- _What this task involves_: Omit every picture and return the rest of the data unaltered.

Stored data entries
▬▬▬▬▬▬

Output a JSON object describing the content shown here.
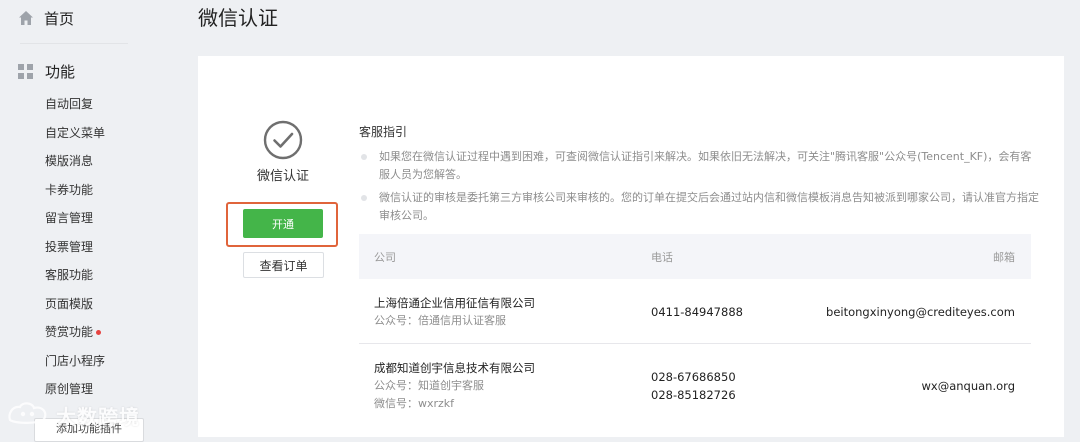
{
  "sidebar": {
    "home_label": "首页",
    "function_label": "功能",
    "items": [
      {
        "label": "自动回复"
      },
      {
        "label": "自定义菜单"
      },
      {
        "label": "模版消息"
      },
      {
        "label": "卡券功能"
      },
      {
        "label": "留言管理"
      },
      {
        "label": "投票管理"
      },
      {
        "label": "客服功能"
      },
      {
        "label": "页面模版"
      },
      {
        "label": "赞赏功能",
        "dot": true
      },
      {
        "label": "门店小程序"
      },
      {
        "label": "原创管理"
      }
    ],
    "bottom_button": "添加功能插件"
  },
  "watermark": "大数跨境",
  "page_title": "微信认证",
  "status": {
    "label": "微信认证",
    "open_button": "开通",
    "orders_button": "查看订单"
  },
  "guide": {
    "title": "客服指引",
    "items": [
      "如果您在微信认证过程中遇到困难，可查阅微信认证指引来解决。如果依旧无法解决，可关注\"腾讯客服\"公众号(Tencent_KF)，会有客服人员为您解答。",
      "微信认证的审核是委托第三方审核公司来审核的。您的订单在提交后会通过站内信和微信模板消息告知被派到哪家公司，请认准官方指定审核公司。"
    ]
  },
  "table": {
    "headers": {
      "company": "公司",
      "phone": "电话",
      "email": "邮箱"
    },
    "rows": [
      {
        "company": "上海倍通企业信用征信有限公司",
        "sub": [
          "公众号：倍通信用认证客服"
        ],
        "phones": [
          "0411-84947888"
        ],
        "email": "beitongxinyong@crediteyes.com"
      },
      {
        "company": "成都知道创宇信息技术有限公司",
        "sub": [
          "公众号：知道创宇客服",
          "微信号：wxrzkf"
        ],
        "phones": [
          "028-67686850",
          "028-85182726"
        ],
        "email": "wx@anquan.org"
      }
    ]
  },
  "colors": {
    "accent_green": "#44b549",
    "highlight_orange": "#e0643b",
    "badge_red": "#e64340"
  }
}
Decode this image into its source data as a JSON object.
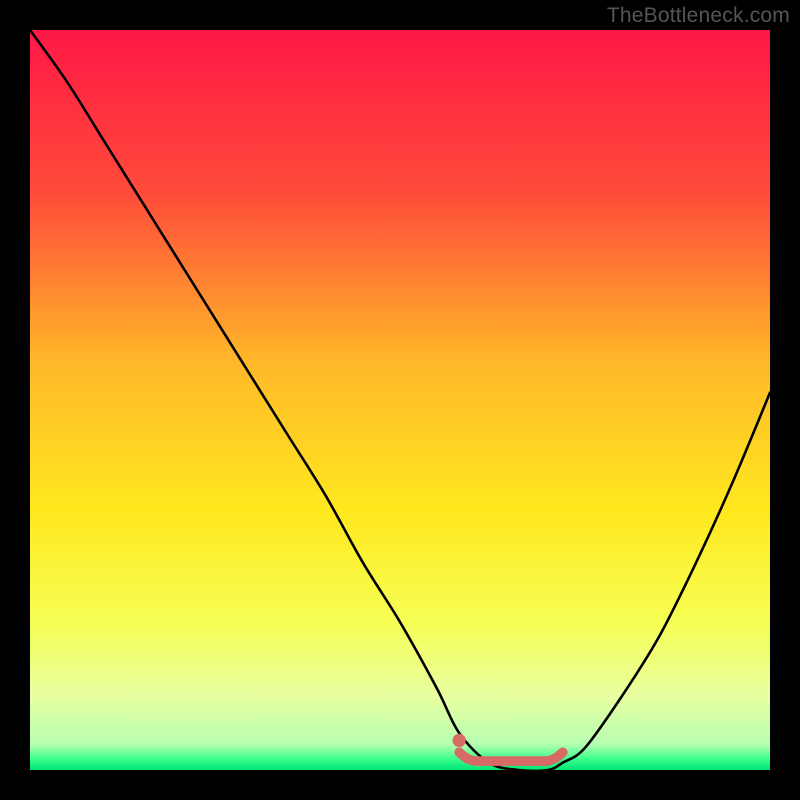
{
  "watermark": "TheBottleneck.com",
  "chart_data": {
    "type": "line",
    "title": "",
    "xlabel": "",
    "ylabel": "",
    "xlim": [
      0,
      100
    ],
    "ylim": [
      0,
      100
    ],
    "gradient_stops": [
      {
        "pos": 0,
        "color": "#ff1846"
      },
      {
        "pos": 0.22,
        "color": "#ff4b3a"
      },
      {
        "pos": 0.45,
        "color": "#ffb829"
      },
      {
        "pos": 0.65,
        "color": "#ffe81e"
      },
      {
        "pos": 0.8,
        "color": "#f6ff55"
      },
      {
        "pos": 0.9,
        "color": "#e8ffa0"
      },
      {
        "pos": 0.965,
        "color": "#b6ffb0"
      },
      {
        "pos": 0.985,
        "color": "#3cff8d"
      },
      {
        "pos": 1.0,
        "color": "#00e574"
      }
    ],
    "series": [
      {
        "name": "bottleneck-curve",
        "x": [
          0,
          5,
          10,
          15,
          20,
          25,
          30,
          35,
          40,
          45,
          50,
          55,
          58,
          62,
          66,
          70,
          72,
          75,
          80,
          85,
          90,
          95,
          100
        ],
        "y": [
          100,
          93,
          85,
          77,
          69,
          61,
          53,
          45,
          37,
          28,
          20,
          11,
          5,
          1,
          0,
          0,
          1,
          3,
          10,
          18,
          28,
          39,
          51
        ]
      }
    ],
    "marker": {
      "x_range": [
        58,
        72
      ],
      "y_level": 1.2,
      "color": "#d86a66",
      "dot_x": 58,
      "dot_y": 4
    }
  }
}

▬▬▬▬▬▬

- _The answer_:
Output a JSON object describing the content shown here.
{
  "sidebar": {
    "home_label": "首页",
    "function_label": "功能",
    "items": [
      {
        "label": "自动回复"
      },
      {
        "label": "自定义菜单"
      },
      {
        "label": "模版消息"
      },
      {
        "label": "卡券功能"
      },
      {
        "label": "留言管理"
      },
      {
        "label": "投票管理"
      },
      {
        "label": "客服功能"
      },
      {
        "label": "页面模版"
      },
      {
        "label": "赞赏功能",
        "dot": true
      },
      {
        "label": "门店小程序"
      },
      {
        "label": "原创管理"
      }
    ],
    "bottom_button": "添加功能插件"
  },
  "watermark": "大数跨境",
  "page_title": "微信认证",
  "status": {
    "label": "微信认证",
    "open_button": "开通",
    "orders_button": "查看订单"
  },
  "guide": {
    "title": "客服指引",
    "items": [
      "如果您在微信认证过程中遇到困难，可查阅微信认证指引来解决。如果依旧无法解决，可关注\"腾讯客服\"公众号(Tencent_KF)，会有客服人员为您解答。",
      "微信认证的审核是委托第三方审核公司来审核的。您的订单在提交后会通过站内信和微信模板消息告知被派到哪家公司，请认准官方指定审核公司。"
    ]
  },
  "table": {
    "headers": {
      "company": "公司",
      "phone": "电话",
      "email": "邮箱"
    },
    "rows": [
      {
        "company": "上海倍通企业信用征信有限公司",
        "sub": [
          "公众号：倍通信用认证客服"
        ],
        "phones": [
          "0411-84947888"
        ],
        "email": "beitongxinyong@crediteyes.com"
      },
      {
        "company": "成都知道创宇信息技术有限公司",
        "sub": [
          "公众号：知道创宇客服",
          "微信号：wxrzkf"
        ],
        "phones": [
          "028-67686850",
          "028-85182726"
        ],
        "email": "wx@anquan.org"
      }
    ]
  },
  "colors": {
    "accent_green": "#44b549",
    "highlight_orange": "#e0643b",
    "badge_red": "#e64340"
  }
}
Decode this image into its source data as a JSON object.
{
  "watermark": "TheBottleneck.com",
  "chart_data": {
    "type": "line",
    "title": "",
    "xlabel": "",
    "ylabel": "",
    "xlim": [
      0,
      100
    ],
    "ylim": [
      0,
      100
    ],
    "gradient_stops": [
      {
        "pos": 0,
        "color": "#ff1846"
      },
      {
        "pos": 0.22,
        "color": "#ff4b3a"
      },
      {
        "pos": 0.45,
        "color": "#ffb829"
      },
      {
        "pos": 0.65,
        "color": "#ffe81e"
      },
      {
        "pos": 0.8,
        "color": "#f6ff55"
      },
      {
        "pos": 0.9,
        "color": "#e8ffa0"
      },
      {
        "pos": 0.965,
        "color": "#b6ffb0"
      },
      {
        "pos": 0.985,
        "color": "#3cff8d"
      },
      {
        "pos": 1.0,
        "color": "#00e574"
      }
    ],
    "series": [
      {
        "name": "bottleneck-curve",
        "x": [
          0,
          5,
          10,
          15,
          20,
          25,
          30,
          35,
          40,
          45,
          50,
          55,
          58,
          62,
          66,
          70,
          72,
          75,
          80,
          85,
          90,
          95,
          100
        ],
        "y": [
          100,
          93,
          85,
          77,
          69,
          61,
          53,
          45,
          37,
          28,
          20,
          11,
          5,
          1,
          0,
          0,
          1,
          3,
          10,
          18,
          28,
          39,
          51
        ]
      }
    ],
    "marker": {
      "x_range": [
        58,
        72
      ],
      "y_level": 1.2,
      "color": "#d86a66",
      "dot_x": 58,
      "dot_y": 4
    }
  }
}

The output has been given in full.